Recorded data
START
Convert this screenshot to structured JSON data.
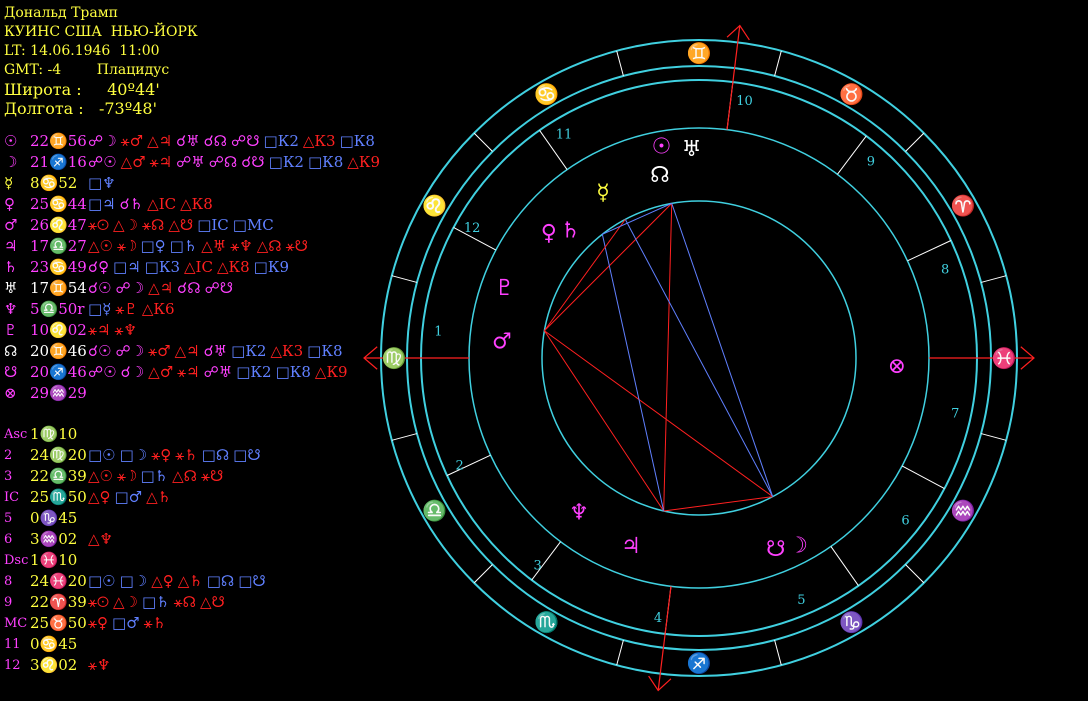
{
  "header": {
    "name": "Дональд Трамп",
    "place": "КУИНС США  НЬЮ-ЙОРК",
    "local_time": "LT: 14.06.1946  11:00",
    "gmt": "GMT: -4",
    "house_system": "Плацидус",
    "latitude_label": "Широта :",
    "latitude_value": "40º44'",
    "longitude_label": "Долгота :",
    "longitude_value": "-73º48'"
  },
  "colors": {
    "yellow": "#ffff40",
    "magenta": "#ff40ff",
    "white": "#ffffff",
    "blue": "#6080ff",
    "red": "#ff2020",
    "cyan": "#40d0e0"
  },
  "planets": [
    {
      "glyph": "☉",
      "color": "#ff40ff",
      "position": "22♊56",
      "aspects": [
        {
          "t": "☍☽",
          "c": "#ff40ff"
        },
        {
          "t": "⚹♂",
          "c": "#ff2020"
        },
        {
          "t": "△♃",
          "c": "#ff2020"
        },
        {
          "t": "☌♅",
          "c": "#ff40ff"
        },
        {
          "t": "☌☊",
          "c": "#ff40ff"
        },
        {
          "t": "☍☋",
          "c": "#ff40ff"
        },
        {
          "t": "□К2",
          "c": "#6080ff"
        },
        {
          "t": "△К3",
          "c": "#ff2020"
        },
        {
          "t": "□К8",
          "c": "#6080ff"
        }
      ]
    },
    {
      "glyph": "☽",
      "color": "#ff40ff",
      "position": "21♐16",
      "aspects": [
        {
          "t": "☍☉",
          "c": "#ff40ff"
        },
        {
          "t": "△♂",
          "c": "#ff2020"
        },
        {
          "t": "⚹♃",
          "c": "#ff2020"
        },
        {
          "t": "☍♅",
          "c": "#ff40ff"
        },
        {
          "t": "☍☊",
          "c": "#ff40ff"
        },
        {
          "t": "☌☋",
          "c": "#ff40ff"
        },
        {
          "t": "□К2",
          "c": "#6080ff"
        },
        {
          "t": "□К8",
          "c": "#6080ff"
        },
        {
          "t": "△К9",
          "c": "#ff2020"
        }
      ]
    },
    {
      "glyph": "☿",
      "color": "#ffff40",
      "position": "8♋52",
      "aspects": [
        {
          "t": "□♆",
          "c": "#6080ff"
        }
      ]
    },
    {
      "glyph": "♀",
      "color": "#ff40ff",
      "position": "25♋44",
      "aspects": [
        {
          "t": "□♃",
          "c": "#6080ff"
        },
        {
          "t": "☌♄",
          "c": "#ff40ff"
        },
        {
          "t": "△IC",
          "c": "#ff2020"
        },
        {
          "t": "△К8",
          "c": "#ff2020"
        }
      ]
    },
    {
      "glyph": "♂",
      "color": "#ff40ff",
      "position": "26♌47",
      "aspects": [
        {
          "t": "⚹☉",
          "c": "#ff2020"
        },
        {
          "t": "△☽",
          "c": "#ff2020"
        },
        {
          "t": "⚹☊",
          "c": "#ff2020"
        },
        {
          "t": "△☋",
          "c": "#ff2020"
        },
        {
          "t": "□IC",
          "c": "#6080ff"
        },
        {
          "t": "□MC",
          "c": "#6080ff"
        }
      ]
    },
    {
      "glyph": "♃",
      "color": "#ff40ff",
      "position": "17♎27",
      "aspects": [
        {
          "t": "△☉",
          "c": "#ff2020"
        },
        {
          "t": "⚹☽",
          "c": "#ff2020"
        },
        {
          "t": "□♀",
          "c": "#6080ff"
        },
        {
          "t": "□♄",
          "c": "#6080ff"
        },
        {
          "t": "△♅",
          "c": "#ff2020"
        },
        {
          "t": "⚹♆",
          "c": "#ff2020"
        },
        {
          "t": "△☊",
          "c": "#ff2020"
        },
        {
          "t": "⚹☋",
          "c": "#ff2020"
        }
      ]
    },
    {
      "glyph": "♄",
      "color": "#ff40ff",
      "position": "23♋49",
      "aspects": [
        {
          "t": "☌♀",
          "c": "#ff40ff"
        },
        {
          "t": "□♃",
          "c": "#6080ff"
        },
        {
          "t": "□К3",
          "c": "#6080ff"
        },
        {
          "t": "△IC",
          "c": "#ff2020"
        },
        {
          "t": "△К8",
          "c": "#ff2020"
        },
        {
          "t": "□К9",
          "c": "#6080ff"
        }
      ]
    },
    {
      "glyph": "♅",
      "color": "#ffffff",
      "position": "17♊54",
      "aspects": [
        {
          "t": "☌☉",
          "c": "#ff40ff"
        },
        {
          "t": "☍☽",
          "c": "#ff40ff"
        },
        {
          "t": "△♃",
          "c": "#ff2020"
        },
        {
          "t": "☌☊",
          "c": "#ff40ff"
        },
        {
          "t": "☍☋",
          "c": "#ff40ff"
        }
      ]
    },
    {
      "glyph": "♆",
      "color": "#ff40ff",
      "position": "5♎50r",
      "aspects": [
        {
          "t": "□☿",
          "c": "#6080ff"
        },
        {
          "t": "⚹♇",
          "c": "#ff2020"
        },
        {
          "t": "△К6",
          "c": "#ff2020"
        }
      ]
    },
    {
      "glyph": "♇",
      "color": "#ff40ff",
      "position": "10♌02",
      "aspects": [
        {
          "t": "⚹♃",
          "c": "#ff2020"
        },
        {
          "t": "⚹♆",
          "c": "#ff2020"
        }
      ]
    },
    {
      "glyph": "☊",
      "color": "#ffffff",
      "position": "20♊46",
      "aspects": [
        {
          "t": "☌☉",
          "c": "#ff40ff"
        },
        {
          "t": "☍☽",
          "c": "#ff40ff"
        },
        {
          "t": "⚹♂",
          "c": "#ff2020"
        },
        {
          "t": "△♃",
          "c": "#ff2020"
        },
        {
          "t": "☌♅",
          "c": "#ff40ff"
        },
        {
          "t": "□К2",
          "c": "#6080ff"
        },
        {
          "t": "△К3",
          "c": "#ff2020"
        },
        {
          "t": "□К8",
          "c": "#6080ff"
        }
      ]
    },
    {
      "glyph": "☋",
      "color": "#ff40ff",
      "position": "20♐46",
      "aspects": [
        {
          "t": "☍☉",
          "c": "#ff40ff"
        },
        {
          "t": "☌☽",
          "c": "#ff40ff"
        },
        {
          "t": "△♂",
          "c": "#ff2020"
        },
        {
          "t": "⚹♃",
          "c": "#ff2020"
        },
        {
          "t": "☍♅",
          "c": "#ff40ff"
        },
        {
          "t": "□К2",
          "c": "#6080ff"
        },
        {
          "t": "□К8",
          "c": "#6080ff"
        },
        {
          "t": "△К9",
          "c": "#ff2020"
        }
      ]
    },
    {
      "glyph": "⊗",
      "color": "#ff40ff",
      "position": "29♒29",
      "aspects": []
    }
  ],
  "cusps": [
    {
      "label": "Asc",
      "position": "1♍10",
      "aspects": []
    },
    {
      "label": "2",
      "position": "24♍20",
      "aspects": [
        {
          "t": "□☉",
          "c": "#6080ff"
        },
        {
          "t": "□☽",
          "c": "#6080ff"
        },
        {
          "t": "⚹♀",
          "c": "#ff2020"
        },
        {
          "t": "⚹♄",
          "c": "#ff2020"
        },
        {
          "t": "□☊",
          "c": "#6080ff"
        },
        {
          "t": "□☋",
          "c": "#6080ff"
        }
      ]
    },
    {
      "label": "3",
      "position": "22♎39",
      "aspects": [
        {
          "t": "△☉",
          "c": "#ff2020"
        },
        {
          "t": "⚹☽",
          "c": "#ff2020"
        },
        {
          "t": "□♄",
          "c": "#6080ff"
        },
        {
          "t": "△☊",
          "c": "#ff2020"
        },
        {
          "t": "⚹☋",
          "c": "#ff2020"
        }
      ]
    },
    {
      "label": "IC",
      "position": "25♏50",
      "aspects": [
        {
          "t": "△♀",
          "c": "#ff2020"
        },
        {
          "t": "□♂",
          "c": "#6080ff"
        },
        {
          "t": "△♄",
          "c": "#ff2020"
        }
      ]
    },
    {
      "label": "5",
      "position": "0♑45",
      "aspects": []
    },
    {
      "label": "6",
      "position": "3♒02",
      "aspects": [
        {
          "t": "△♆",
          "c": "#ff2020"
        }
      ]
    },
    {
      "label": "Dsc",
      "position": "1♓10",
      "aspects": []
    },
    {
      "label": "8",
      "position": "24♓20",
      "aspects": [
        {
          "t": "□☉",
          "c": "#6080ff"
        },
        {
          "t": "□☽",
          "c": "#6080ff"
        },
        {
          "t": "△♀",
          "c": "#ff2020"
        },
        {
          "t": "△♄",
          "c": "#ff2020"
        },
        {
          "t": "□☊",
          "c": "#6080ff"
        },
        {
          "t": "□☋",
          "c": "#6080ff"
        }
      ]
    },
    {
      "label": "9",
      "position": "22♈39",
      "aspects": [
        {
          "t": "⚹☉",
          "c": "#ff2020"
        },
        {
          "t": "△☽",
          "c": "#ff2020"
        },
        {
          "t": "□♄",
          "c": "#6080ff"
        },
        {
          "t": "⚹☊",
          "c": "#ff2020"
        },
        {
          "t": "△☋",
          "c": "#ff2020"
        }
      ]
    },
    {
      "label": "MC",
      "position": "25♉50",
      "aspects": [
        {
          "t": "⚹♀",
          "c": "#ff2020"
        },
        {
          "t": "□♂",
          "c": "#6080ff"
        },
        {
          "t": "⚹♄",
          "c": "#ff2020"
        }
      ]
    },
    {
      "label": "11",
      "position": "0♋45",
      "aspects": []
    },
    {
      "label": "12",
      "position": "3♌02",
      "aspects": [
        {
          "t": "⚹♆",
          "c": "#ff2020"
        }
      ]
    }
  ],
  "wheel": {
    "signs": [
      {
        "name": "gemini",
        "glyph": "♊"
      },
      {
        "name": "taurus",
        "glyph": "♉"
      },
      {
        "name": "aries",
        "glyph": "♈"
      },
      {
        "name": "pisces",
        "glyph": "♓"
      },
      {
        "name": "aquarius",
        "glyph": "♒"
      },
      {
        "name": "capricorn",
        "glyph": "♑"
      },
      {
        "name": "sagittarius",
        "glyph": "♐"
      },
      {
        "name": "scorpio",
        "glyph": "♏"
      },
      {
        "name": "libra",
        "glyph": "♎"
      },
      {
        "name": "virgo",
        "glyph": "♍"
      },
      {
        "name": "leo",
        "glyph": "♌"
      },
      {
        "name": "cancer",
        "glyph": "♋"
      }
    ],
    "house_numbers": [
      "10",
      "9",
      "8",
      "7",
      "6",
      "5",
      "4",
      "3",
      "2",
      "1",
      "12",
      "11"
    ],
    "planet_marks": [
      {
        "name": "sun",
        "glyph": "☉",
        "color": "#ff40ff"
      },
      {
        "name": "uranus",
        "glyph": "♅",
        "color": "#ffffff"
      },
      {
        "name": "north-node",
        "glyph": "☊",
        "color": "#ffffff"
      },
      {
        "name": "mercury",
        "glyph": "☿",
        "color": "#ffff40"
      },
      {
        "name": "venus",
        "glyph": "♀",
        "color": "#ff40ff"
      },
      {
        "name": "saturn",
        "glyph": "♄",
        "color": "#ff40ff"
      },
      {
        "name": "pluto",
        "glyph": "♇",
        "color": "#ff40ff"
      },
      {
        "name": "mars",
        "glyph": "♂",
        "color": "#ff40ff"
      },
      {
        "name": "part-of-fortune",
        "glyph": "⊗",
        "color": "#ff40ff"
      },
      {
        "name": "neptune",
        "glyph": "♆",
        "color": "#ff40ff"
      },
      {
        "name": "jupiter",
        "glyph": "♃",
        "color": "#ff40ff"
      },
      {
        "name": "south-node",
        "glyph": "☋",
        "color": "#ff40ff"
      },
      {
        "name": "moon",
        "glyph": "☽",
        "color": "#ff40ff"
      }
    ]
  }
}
END
START
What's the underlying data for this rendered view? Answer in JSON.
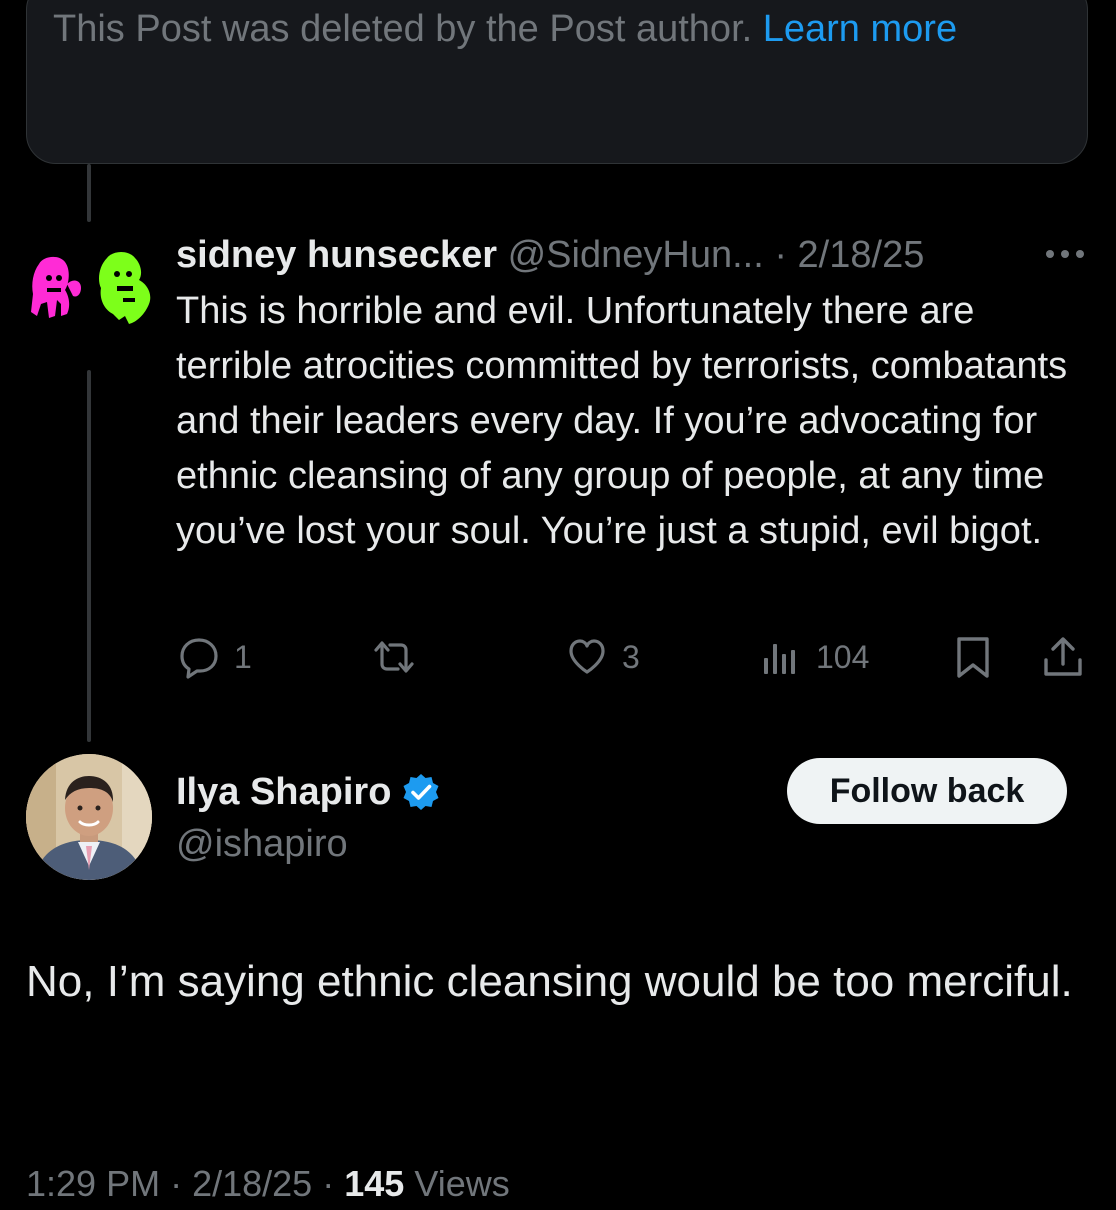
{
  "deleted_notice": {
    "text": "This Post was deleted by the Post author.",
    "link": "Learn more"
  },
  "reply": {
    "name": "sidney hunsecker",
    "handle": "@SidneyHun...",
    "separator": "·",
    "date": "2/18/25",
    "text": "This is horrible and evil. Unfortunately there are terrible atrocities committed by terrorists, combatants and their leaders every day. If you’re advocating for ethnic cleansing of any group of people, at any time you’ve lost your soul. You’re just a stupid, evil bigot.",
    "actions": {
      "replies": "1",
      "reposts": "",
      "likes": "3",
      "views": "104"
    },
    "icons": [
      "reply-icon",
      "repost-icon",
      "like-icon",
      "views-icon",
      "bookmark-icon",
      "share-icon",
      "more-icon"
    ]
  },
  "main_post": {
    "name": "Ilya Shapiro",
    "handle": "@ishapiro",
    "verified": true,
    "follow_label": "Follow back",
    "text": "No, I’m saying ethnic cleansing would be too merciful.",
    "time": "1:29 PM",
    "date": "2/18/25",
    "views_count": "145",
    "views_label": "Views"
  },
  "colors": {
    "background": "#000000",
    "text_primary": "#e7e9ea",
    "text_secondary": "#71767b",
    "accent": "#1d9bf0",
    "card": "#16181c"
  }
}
END
• **Task to carry out**: Write out every line from the entries where "ethnic" appears.

• **Result**:
    "text": "This is horrible and evil. Unfortunately there are terrible atrocities committed by terrorists, combatants and their leaders every day. If you’re advocating for ethnic cleansing of any group of people, at any time you’ve lost your soul. You’re just a stupid, evil bigot.",
    "text": "No, I’m saying ethnic cleansing would be too merciful.",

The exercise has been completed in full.